**PASSAGE GIVEN:**

===============

11.6.3 Making a Japanese Sword - Part 2
|Forging the Blade|
|You're a Japanese sword smith around
1500 or so. In contrast to your European counterpart, you are not seen as an
undistinguished dirty craftsman but as an accomplished expert and artist, sort
of. You were on level three of the social ladder (level 1 were the samurai,
level 2 the peasants) but one above the merchants and bankers! Ain't that nice?
Of course, your local daimyo or overlord would chop your head of in less time
than it takes to say f*** if you just looked at him the wrong way. He used that
extremely sharp sword you made for him for doing that. But as long as the head
stayed on life was good. As far as it went.
Now you are in the process of forging a new sword. You had already made three blocks of well-faggoted high, medium and low carbon steel and now you would use these blocks to produce a new katana with superior quality.
|First you need to make a decision. How are you going to pile the ingredients for your blade? The softer steels inside, the hard one outside, of course, but there are many ways you can do that - if you are a Japanese smith or believe in Japanese mythology, that is.|
|Masamune (c.12641343), the most
accomplished smith of Japan, supposedly made the most complex sword blade,
soshu kitae. Of course. Maybe he did; I just couldn't find any proof of this
claim. Not to mention that I would find it hard to believe that the complex
"Soshu Kitae" way of piling offers any advantage relative to the less
involved ones. Asking if the "orikaeshi sanmei" kind of piling is
better than the "soshu kitae" or "gomai" is like asking if
a Renoir painting is better than one from Cezanne or Monet.

===============

**SET EXERCISE A:**
Reproduce the listing from its first line through the line containing "card-title: Gesellschaftsvertrag xyxy=(678,549,833,568)", with both of those lines included.
The passage on Japanese sword forging and the listing that follows it come from unrelated sources.

**SUPPLIED ENTRIES:**

===============

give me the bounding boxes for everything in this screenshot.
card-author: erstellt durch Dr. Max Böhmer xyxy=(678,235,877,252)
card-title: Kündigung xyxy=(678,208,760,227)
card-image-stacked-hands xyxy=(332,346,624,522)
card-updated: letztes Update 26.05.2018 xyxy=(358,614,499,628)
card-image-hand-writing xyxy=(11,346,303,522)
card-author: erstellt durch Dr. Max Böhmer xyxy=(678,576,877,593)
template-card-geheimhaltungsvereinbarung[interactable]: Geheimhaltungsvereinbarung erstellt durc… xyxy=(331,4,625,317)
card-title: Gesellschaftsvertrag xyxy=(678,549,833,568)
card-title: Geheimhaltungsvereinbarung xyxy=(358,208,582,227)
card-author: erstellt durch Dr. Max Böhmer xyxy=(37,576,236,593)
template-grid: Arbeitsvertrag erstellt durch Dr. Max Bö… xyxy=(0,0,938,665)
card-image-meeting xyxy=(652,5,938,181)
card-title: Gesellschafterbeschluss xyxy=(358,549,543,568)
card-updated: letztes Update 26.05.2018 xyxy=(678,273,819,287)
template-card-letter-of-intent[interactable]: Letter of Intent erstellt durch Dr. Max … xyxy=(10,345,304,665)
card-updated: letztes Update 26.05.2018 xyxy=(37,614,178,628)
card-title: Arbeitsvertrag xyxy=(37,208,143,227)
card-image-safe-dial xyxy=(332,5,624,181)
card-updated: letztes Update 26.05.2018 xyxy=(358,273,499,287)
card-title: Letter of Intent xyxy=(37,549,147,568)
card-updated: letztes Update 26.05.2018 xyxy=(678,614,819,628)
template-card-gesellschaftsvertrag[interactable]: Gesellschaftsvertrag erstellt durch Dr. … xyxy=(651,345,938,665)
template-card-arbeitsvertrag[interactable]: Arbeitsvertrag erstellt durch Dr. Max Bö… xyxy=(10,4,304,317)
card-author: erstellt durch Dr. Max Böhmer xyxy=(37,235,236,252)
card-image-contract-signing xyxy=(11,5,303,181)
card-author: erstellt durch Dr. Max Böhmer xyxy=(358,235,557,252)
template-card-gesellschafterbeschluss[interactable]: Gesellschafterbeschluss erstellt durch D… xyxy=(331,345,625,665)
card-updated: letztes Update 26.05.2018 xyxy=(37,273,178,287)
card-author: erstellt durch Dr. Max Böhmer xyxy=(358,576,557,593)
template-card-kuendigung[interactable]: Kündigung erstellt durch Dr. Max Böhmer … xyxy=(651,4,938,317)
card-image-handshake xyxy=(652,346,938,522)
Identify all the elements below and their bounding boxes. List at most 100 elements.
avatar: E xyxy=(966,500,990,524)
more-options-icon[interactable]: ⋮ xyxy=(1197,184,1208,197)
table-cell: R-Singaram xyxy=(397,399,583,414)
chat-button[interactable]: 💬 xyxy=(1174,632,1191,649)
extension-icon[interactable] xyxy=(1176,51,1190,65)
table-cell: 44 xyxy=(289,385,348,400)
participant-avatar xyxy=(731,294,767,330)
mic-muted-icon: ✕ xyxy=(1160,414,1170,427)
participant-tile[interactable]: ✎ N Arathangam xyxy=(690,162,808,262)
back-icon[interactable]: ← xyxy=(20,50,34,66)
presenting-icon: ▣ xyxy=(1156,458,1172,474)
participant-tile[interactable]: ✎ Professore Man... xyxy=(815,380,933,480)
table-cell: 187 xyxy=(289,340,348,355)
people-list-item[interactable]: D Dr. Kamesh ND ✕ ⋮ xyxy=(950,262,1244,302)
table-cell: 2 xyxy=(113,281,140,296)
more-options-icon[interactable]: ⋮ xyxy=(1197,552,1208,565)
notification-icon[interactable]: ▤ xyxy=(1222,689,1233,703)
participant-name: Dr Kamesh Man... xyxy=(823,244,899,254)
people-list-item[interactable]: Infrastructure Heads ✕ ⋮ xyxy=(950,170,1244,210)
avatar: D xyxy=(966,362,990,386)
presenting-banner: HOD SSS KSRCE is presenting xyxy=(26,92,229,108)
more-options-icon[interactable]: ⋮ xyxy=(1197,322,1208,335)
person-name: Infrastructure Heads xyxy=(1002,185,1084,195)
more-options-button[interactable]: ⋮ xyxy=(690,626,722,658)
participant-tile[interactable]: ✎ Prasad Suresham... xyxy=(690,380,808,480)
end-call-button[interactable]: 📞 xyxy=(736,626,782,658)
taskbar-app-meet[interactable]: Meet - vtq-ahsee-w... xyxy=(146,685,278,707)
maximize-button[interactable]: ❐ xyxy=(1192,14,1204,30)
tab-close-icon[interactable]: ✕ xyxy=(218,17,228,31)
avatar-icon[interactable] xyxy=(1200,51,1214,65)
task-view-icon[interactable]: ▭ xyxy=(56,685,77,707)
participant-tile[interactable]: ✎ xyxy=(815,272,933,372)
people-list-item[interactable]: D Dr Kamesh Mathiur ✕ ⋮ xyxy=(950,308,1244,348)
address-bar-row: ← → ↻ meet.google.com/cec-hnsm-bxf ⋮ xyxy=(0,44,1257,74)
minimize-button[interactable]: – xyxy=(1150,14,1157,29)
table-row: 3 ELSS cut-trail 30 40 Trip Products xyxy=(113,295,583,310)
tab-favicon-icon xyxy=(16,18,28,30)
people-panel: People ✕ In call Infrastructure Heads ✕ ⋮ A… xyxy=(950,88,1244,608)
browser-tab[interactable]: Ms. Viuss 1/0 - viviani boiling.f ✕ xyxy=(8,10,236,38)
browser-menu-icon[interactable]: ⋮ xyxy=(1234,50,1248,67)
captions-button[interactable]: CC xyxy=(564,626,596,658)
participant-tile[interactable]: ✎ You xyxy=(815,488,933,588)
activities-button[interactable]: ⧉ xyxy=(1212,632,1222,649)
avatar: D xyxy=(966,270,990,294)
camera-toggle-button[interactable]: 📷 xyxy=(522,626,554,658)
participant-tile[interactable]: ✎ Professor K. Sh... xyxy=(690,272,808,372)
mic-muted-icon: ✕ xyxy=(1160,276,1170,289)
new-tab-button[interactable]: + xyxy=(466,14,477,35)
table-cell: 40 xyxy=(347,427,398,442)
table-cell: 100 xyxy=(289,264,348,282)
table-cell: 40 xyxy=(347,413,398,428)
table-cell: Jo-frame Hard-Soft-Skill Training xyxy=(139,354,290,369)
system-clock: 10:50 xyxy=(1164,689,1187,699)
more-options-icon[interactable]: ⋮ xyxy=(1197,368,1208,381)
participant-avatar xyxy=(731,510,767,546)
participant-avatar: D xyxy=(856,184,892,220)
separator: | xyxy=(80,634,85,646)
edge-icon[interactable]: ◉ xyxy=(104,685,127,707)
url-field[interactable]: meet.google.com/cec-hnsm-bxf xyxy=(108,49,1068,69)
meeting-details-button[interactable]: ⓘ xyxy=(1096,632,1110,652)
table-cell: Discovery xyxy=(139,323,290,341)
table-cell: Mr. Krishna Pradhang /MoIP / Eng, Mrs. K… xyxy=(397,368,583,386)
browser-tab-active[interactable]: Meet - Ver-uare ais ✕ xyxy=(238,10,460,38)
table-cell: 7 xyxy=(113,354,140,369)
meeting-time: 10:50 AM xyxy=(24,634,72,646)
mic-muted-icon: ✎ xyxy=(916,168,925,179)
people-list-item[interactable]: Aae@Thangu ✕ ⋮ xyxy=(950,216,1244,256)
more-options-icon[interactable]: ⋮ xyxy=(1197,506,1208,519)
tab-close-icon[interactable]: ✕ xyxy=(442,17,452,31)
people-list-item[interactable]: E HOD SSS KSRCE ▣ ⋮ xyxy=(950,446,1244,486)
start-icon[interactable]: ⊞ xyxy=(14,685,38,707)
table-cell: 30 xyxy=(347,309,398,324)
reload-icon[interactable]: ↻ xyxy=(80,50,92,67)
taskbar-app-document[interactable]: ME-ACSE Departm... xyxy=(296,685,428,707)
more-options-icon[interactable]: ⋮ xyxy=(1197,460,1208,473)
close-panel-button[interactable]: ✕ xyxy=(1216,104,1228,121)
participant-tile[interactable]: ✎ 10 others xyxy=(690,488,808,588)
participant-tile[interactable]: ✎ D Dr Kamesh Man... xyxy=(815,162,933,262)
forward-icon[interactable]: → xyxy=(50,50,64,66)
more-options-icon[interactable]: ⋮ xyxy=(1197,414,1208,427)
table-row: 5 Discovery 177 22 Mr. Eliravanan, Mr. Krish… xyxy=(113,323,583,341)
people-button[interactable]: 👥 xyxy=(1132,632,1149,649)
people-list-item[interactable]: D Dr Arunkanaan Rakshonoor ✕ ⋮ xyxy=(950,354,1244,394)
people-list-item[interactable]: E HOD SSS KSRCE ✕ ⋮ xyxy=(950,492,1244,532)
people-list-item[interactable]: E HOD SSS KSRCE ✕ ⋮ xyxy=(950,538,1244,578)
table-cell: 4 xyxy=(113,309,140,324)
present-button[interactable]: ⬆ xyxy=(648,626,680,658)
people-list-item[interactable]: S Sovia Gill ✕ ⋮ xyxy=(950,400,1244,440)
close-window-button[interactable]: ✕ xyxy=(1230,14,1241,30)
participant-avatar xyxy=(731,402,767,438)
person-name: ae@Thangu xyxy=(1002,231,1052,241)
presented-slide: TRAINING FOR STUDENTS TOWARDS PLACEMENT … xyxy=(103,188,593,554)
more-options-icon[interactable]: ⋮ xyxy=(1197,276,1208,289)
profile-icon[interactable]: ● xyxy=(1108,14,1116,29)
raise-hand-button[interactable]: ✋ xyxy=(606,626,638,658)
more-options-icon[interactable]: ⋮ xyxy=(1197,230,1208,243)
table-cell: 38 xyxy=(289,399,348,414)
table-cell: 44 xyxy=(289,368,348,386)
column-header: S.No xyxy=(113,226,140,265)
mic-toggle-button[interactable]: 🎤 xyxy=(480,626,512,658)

===============

**SET EXERCISE B:**
Pick up the passage on Japanese sword forging where it stops, and write what comes next.

**OUTPUT A:**
give me the bounding boxes for everything in this screenshot.
card-author: erstellt durch Dr. Max Böhmer xyxy=(678,235,877,252)
card-title: Kündigung xyxy=(678,208,760,227)
card-image-stacked-hands xyxy=(332,346,624,522)
card-updated: letztes Update 26.05.2018 xyxy=(358,614,499,628)
card-image-hand-writing xyxy=(11,346,303,522)
card-author: erstellt durch Dr. Max Böhmer xyxy=(678,576,877,593)
template-card-geheimhaltungsvereinbarung[interactable]: Geheimhaltungsvereinbarung erstellt durc… xyxy=(331,4,625,317)
card-title: Gesellschaftsvertrag xyxy=(678,549,833,568)

**OUTPUT B:**
To some extent we are back to the myth. "The vast majority of historical blades were kobuse construction (soft core, hard jacket), followed distantly by san mai (hard edge, soft spine, medium jacket), followed very distantly by maru (solid). Other construction methods are relatively rare and were the result of experimentation, various pseudo-scientific theories (there was no deep scientific understanding of metallurgy after all), traditionalism, etc. Some of them are arguably apocryphal, like Soshu-kitae" writes an unidentified but obviously knowledgeable source in an Internet forum.
|I won't challenge you now to make a "Soshu Kitae". You (and I) do not really know how to do that and as far guessing goes, you can do that yourself. Let's make a kobuse instead. No European smith around 1300 or even 1000 plus years earlier would have had a problem doing that.|
|So first bang your steel
"bricks" into roughly sword blade shape. Two from hard steel and one
from soft / medium. Then laminate a somewhat wider piece of hard steel between
two pieces of softer one.
Yes, that would work but the Japanese did it in a slightly different way. They first forged one piece of "brick" tamahagane into a "V" shape and then inserted the softer steel into the gap. Then you fire weld the package and hammer it out into the desired shape of the blade. Well - not quite. You actually curve the blade a little less than desired since the quenching produces additional curvature.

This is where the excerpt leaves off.